> _Supplied data_:
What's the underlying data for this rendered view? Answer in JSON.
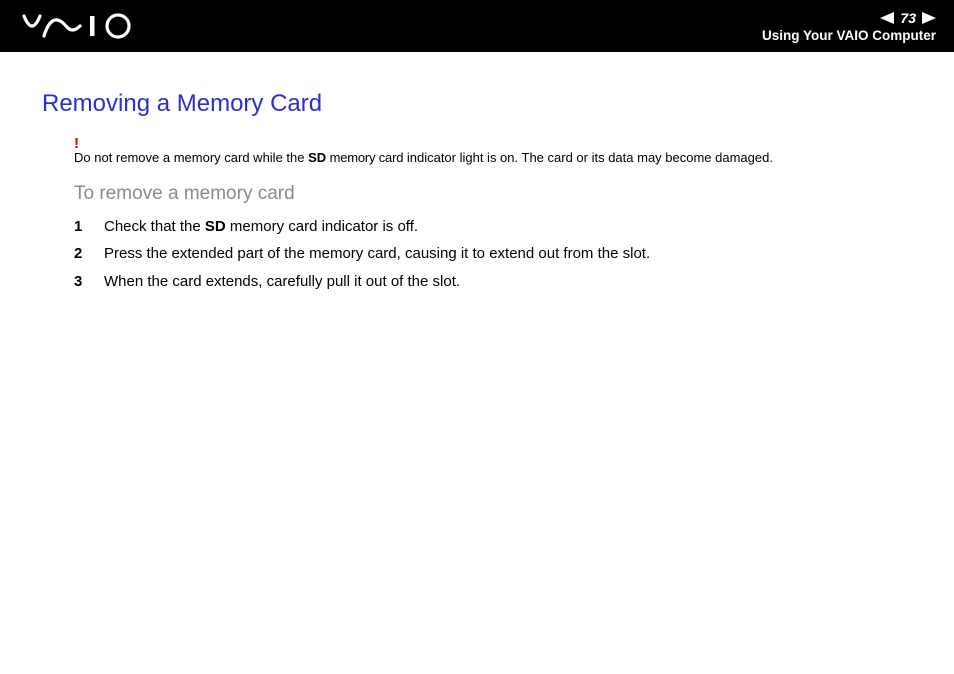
{
  "header": {
    "page_number": "73",
    "section": "Using Your VAIO Computer"
  },
  "content": {
    "title": "Removing a Memory Card",
    "warning_mark": "!",
    "warning_pre": "Do not remove a memory card while the ",
    "warning_bold": "SD",
    "warning_cond": " memory card",
    "warning_post": " indicator light is on. The card or its data may become damaged.",
    "subtitle": "To remove a memory card",
    "steps": [
      {
        "n": "1",
        "pre": "Check that the ",
        "bold": "SD",
        "post": " memory card indicator is off."
      },
      {
        "n": "2",
        "text": "Press the extended part of the memory card, causing it to extend out from the slot."
      },
      {
        "n": "3",
        "text": "When the card extends, carefully pull it out of the slot."
      }
    ]
  }
}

> _To do_:
Only lines with "slot" are wanted here; list each of them.

> _Response below_:
        "text": "Press the extended part of the memory card, causing it to extend out from the slot."
        "text": "When the card extends, carefully pull it out of the slot."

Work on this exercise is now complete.